* TASK:
What is needed is the run of lines from the one with "Convert this document image to plain text." through the close of the data, set down exactly.

Start of MATERIAL PROVIDED

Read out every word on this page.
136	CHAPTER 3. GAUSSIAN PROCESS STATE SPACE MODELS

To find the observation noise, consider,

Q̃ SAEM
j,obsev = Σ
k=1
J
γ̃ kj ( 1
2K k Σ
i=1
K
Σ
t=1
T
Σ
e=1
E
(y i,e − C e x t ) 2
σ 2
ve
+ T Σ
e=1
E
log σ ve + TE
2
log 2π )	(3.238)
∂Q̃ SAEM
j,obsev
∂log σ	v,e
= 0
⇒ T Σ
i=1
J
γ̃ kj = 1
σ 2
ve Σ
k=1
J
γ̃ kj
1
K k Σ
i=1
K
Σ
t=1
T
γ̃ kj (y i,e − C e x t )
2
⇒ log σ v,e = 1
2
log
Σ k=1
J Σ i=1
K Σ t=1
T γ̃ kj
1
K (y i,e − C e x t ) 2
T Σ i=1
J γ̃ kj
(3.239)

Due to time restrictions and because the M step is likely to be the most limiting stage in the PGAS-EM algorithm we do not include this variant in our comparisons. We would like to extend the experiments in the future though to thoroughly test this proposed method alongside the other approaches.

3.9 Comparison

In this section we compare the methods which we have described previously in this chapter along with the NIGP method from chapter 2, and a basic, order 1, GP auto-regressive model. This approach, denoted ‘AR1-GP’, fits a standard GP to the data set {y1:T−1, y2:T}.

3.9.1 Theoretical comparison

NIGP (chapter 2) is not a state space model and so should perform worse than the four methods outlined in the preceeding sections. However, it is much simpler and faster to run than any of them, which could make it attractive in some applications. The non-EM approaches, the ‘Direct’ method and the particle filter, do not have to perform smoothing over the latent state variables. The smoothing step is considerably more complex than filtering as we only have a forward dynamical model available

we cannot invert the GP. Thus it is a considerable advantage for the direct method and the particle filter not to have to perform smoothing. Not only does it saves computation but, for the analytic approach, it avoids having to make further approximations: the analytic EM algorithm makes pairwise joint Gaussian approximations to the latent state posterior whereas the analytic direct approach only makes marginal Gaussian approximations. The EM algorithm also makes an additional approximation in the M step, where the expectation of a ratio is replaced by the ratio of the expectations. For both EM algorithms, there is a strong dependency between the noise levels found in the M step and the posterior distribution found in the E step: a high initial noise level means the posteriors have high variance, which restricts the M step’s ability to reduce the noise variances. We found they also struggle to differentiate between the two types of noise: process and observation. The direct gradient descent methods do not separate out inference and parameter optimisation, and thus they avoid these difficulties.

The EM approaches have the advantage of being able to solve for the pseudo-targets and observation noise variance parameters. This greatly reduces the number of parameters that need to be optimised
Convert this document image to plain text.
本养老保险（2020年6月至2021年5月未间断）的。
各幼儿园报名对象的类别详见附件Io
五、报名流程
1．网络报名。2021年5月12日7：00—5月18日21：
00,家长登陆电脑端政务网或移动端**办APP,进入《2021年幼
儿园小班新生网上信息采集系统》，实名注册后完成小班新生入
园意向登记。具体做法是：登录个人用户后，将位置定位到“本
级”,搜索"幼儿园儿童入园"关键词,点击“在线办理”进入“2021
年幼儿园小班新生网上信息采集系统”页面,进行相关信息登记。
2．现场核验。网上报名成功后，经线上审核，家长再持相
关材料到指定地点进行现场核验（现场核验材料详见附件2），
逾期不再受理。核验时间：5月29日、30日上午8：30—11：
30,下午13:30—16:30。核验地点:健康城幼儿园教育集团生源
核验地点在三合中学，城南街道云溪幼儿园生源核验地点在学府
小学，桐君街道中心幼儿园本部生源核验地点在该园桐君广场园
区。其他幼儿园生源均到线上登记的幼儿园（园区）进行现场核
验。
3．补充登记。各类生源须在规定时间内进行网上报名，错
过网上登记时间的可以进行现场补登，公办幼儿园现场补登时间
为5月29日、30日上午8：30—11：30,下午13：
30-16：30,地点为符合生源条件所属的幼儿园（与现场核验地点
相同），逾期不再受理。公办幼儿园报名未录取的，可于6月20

End of MATERIAL PROVIDED

* COMPLETED TASK:
Convert this document image to plain text.
本养老保险（2020年6月至2021年5月未间断）的。
各幼儿园报名对象的类别详见附件Io
五、报名流程
1．网络报名。2021年5月12日7：00—5月18日21：
00,家长登陆电脑端政务网或移动端**办APP,进入《2021年幼
儿园小班新生网上信息采集系统》，实名注册后完成小班新生入
园意向登记。具体做法是：登录个人用户后，将位置定位到“本
级”,搜索"幼儿园儿童入园"关键词,点击“在线办理”进入“2021
年幼儿园小班新生网上信息采集系统”页面,进行相关信息登记。
2．现场核验。网上报名成功后，经线上审核，家长再持相
关材料到指定地点进行现场核验（现场核验材料详见附件2），
逾期不再受理。核验时间：5月29日、30日上午8：30—11：
30,下午13:30—16:30。核验地点:健康城幼儿园教育集团生源
核验地点在三合中学，城南街道云溪幼儿园生源核验地点在学府
小学，桐君街道中心幼儿园本部生源核验地点在该园桐君广场园
区。其他幼儿园生源均到线上登记的幼儿园（园区）进行现场核
验。
3．补充登记。各类生源须在规定时间内进行网上报名，错
过网上登记时间的可以进行现场补登，公办幼儿园现场补登时间
为5月29日、30日上午8：30—11：30,下午13：
30-16：30,地点为符合生源条件所属的幼儿园（与现场核验地点
相同），逾期不再受理。公办幼儿园报名未录取的，可于6月20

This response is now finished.